_WORK REQUIRED_:
Print all entries word for word.
········
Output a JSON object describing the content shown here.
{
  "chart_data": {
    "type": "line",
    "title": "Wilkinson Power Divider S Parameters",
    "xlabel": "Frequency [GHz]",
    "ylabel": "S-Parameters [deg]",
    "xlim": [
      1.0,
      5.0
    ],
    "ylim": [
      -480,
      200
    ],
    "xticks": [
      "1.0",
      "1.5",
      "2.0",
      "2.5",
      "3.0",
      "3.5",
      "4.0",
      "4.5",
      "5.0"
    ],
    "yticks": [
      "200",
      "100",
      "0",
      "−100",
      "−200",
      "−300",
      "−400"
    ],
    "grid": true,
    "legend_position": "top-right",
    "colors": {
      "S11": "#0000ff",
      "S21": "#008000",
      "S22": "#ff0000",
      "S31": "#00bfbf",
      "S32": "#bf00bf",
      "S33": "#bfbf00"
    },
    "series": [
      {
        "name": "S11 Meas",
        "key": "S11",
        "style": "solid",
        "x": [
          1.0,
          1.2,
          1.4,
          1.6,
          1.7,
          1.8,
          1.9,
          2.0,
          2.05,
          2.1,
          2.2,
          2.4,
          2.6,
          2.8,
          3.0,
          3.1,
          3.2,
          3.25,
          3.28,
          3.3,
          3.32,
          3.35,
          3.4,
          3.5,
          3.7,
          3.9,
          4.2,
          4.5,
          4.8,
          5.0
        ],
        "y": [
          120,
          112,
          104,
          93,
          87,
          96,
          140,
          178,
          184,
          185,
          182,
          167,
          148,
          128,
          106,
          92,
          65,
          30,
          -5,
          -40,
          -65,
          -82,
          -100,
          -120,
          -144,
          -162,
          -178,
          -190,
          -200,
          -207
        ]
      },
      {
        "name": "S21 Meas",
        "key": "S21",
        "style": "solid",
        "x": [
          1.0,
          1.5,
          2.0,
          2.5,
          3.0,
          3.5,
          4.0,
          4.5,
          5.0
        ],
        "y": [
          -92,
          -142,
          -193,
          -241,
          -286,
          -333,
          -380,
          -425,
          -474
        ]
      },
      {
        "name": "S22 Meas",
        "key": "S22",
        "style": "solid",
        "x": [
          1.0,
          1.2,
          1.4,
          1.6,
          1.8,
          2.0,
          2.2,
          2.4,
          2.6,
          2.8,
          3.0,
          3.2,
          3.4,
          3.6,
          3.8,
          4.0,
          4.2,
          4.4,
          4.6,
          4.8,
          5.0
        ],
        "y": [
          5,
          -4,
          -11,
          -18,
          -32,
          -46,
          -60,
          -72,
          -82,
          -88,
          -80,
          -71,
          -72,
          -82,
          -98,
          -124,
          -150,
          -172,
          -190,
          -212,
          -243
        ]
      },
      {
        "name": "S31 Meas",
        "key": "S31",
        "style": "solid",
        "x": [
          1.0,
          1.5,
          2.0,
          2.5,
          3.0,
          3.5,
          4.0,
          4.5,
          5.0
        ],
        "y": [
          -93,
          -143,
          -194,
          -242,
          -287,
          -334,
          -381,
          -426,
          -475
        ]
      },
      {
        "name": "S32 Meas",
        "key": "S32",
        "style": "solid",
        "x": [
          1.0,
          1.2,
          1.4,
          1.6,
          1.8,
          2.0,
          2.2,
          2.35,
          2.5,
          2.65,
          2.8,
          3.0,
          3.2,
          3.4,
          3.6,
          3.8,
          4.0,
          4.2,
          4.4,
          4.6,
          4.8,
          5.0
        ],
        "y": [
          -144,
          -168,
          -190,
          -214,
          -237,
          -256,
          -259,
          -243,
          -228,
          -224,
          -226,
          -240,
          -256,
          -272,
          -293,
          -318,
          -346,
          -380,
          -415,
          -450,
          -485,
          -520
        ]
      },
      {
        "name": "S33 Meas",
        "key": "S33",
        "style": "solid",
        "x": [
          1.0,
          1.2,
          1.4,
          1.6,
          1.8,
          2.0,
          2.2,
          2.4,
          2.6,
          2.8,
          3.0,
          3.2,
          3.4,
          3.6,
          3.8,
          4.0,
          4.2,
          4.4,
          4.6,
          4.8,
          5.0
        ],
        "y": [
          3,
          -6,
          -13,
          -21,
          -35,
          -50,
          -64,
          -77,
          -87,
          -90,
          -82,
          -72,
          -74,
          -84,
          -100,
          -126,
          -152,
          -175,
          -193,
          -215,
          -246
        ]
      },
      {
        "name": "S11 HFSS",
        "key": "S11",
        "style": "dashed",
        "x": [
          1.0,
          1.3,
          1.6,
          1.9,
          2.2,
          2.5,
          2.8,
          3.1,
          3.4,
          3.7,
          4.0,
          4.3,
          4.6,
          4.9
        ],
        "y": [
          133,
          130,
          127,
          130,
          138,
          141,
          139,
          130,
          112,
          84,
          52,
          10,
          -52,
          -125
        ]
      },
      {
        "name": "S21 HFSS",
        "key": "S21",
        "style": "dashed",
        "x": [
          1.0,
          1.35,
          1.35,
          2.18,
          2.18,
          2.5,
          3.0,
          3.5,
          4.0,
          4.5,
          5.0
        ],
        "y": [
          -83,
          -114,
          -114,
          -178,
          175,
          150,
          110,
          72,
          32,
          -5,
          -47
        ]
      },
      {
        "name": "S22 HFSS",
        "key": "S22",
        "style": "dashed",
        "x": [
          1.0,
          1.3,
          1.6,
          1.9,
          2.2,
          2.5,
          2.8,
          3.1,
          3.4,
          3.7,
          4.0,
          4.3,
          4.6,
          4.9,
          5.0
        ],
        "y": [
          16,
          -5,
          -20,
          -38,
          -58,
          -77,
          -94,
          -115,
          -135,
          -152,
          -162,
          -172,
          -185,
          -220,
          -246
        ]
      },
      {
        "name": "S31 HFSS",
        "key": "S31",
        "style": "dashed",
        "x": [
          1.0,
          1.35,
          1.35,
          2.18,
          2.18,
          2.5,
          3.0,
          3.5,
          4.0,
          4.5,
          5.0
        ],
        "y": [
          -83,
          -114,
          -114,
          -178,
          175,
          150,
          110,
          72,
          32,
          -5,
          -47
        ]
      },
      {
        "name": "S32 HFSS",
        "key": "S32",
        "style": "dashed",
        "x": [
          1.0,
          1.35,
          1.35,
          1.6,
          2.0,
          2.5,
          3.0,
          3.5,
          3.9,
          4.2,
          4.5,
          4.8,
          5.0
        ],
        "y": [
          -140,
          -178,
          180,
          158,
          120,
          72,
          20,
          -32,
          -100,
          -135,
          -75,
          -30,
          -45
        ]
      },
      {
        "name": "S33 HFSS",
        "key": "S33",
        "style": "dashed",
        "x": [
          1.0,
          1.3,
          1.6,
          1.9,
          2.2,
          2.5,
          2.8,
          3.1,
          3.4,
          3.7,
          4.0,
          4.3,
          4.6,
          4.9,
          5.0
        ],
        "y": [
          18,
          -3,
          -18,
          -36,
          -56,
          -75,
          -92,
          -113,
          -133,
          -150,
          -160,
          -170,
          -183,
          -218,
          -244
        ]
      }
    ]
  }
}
········
_ANSWER FOR THIS EXERCISE_:
Output a JSON object describing the content shown here.
{
  "chart_data": {
    "type": "line",
    "title": "Wilkinson Power Divider S Parameters",
    "xlabel": "Frequency [GHz]",
    "ylabel": "S-Parameters [deg]",
    "xlim": [
      1.0,
      5.0
    ],
    "ylim": [
      -480,
      200
    ],
    "xticks": [
      "1.0",
      "1.5",
      "2.0",
      "2.5",
      "3.0",
      "3.5",
      "4.0",
      "4.5",
      "5.0"
    ],
    "yticks": [
      "200",
      "100",
      "0",
      "−100",
      "−200",
      "−300",
      "−400"
    ],
    "grid": true,
    "legend_position": "top-right",
    "colors": {
      "S11": "#0000ff",
      "S21": "#008000",
      "S22": "#ff0000",
      "S31": "#00bfbf",
      "S32": "#bf00bf",
      "S33": "#bfbf00"
    },
    "series": [
      {
        "name": "S11 Meas",
        "key": "S11",
        "style": "solid",
        "x": [
          1.0,
          1.2,
          1.4,
          1.6,
          1.7,
          1.8,
          1.9,
          2.0,
          2.05,
          2.1,
          2.2,
          2.4,
          2.6,
          2.8,
          3.0,
          3.1,
          3.2,
          3.25,
          3.28,
          3.3,
          3.32,
          3.35,
          3.4,
          3.5,
          3.7,
          3.9,
          4.2,
          4.5,
          4.8,
          5.0
        ],
        "y": [
          120,
          112,
          104,
          93,
          87,
          96,
          140,
          178,
          184,
          185,
          182,
          167,
          148,
          128,
          106,
          92,
          65,
          30,
          -5,
          -40,
          -65,
          -82,
          -100,
          -120,
          -144,
          -162,
          -178,
          -190,
          -200,
          -207
        ]
      },
      {
        "name": "S21 Meas",
        "key": "S21",
        "style": "solid",
        "x": [
          1.0,
          1.5,
          2.0,
          2.5,
          3.0,
          3.5,
          4.0,
          4.5,
          5.0
        ],
        "y": [
          -92,
          -142,
          -193,
          -241,
          -286,
          -333,
          -380,
          -425,
          -474
        ]
      },
      {
        "name": "S22 Meas",
        "key": "S22",
        "style": "solid",
        "x": [
          1.0,
          1.2,
          1.4,
          1.6,
          1.8,
          2.0,
          2.2,
          2.4,
          2.6,
          2.8,
          3.0,
          3.2,
          3.4,
          3.6,
          3.8,
          4.0,
          4.2,
          4.4,
          4.6,
          4.8,
          5.0
        ],
        "y": [
          5,
          -4,
          -11,
          -18,
          -32,
          -46,
          -60,
          -72,
          -82,
          -88,
          -80,
          -71,
          -72,
          -82,
          -98,
          -124,
          -150,
          -172,
          -190,
          -212,
          -243
        ]
      },
      {
        "name": "S31 Meas",
        "key": "S31",
        "style": "solid",
        "x": [
          1.0,
          1.5,
          2.0,
          2.5,
          3.0,
          3.5,
          4.0,
          4.5,
          5.0
        ],
        "y": [
          -93,
          -143,
          -194,
          -242,
          -287,
          -334,
          -381,
          -426,
          -475
        ]
      },
      {
        "name": "S32 Meas",
        "key": "S32",
        "style": "solid",
        "x": [
          1.0,
          1.2,
          1.4,
          1.6,
          1.8,
          2.0,
          2.2,
          2.35,
          2.5,
          2.65,
          2.8,
          3.0,
          3.2,
          3.4,
          3.6,
          3.8,
          4.0,
          4.2,
          4.4,
          4.6,
          4.8,
          5.0
        ],
        "y": [
          -144,
          -168,
          -190,
          -214,
          -237,
          -256,
          -259,
          -243,
          -228,
          -224,
          -226,
          -240,
          -256,
          -272,
          -293,
          -318,
          -346,
          -380,
          -415,
          -450,
          -485,
          -520
        ]
      },
      {
        "name": "S33 Meas",
        "key": "S33",
        "style": "solid",
        "x": [
          1.0,
          1.2,
          1.4,
          1.6,
          1.8,
          2.0,
          2.2,
          2.4,
          2.6,
          2.8,
          3.0,
          3.2,
          3.4,
          3.6,
          3.8,
          4.0,
          4.2,
          4.4,
          4.6,
          4.8,
          5.0
        ],
        "y": [
          3,
          -6,
          -13,
          -21,
          -35,
          -50,
          -64,
          -77,
          -87,
          -90,
          -82,
          -72,
          -74,
          -84,
          -100,
          -126,
          -152,
          -175,
          -193,
          -215,
          -246
        ]
      },
      {
        "name": "S11 HFSS",
        "key": "S11",
        "style": "dashed",
        "x": [
          1.0,
          1.3,
          1.6,
          1.9,
          2.2,
          2.5,
          2.8,
          3.1,
          3.4,
          3.7,
          4.0,
          4.3,
          4.6,
          4.9
        ],
        "y": [
          133,
          130,
          127,
          130,
          138,
          141,
          139,
          130,
          112,
          84,
          52,
          10,
          -52,
          -125
        ]
      },
      {
        "name": "S21 HFSS",
        "key": "S21",
        "style": "dashed",
        "x": [
          1.0,
          1.35,
          1.35,
          2.18,
          2.18,
          2.5,
          3.0,
          3.5,
          4.0,
          4.5,
          5.0
        ],
        "y": [
          -83,
          -114,
          -114,
          -178,
          175,
          150,
          110,
          72,
          32,
          -5,
          -47
        ]
      },
      {
        "name": "S22 HFSS",
        "key": "S22",
        "style": "dashed",
        "x": [
          1.0,
          1.3,
          1.6,
          1.9,
          2.2,
          2.5,
          2.8,
          3.1,
          3.4,
          3.7,
          4.0,
          4.3,
          4.6,
          4.9,
          5.0
        ],
        "y": [
          16,
          -5,
          -20,
          -38,
          -58,
          -77,
          -94,
          -115,
          -135,
          -152,
          -162,
          -172,
          -185,
          -220,
          -246
        ]
      },
      {
        "name": "S31 HFSS",
        "key": "S31",
        "style": "dashed",
        "x": [
          1.0,
          1.35,
          1.35,
          2.18,
          2.18,
          2.5,
          3.0,
          3.5,
          4.0,
          4.5,
          5.0
        ],
        "y": [
          -83,
          -114,
          -114,
          -178,
          175,
          150,
          110,
          72,
          32,
          -5,
          -47
        ]
      },
      {
        "name": "S32 HFSS",
        "key": "S32",
        "style": "dashed",
        "x": [
          1.0,
          1.35,
          1.35,
          1.6,
          2.0,
          2.5,
          3.0,
          3.5,
          3.9,
          4.2,
          4.5,
          4.8,
          5.0
        ],
        "y": [
          -140,
          -178,
          180,
          158,
          120,
          72,
          20,
          -32,
          -100,
          -135,
          -75,
          -30,
          -45
        ]
      },
      {
        "name": "S33 HFSS",
        "key": "S33",
        "style": "dashed",
        "x": [
          1.0,
          1.3,
          1.6,
          1.9,
          2.2,
          2.5,
          2.8,
          3.1,
          3.4,
          3.7,
          4.0,
          4.3,
          4.6,
          4.9,
          5.0
        ],
        "y": [
          18,
          -3,
          -18,
          -36,
          -56,
          -75,
          -92,
          -113,
          -133,
          -150,
          -160,
          -170,
          -183,
          -218,
          -244
        ]
      }
    ]
  }
}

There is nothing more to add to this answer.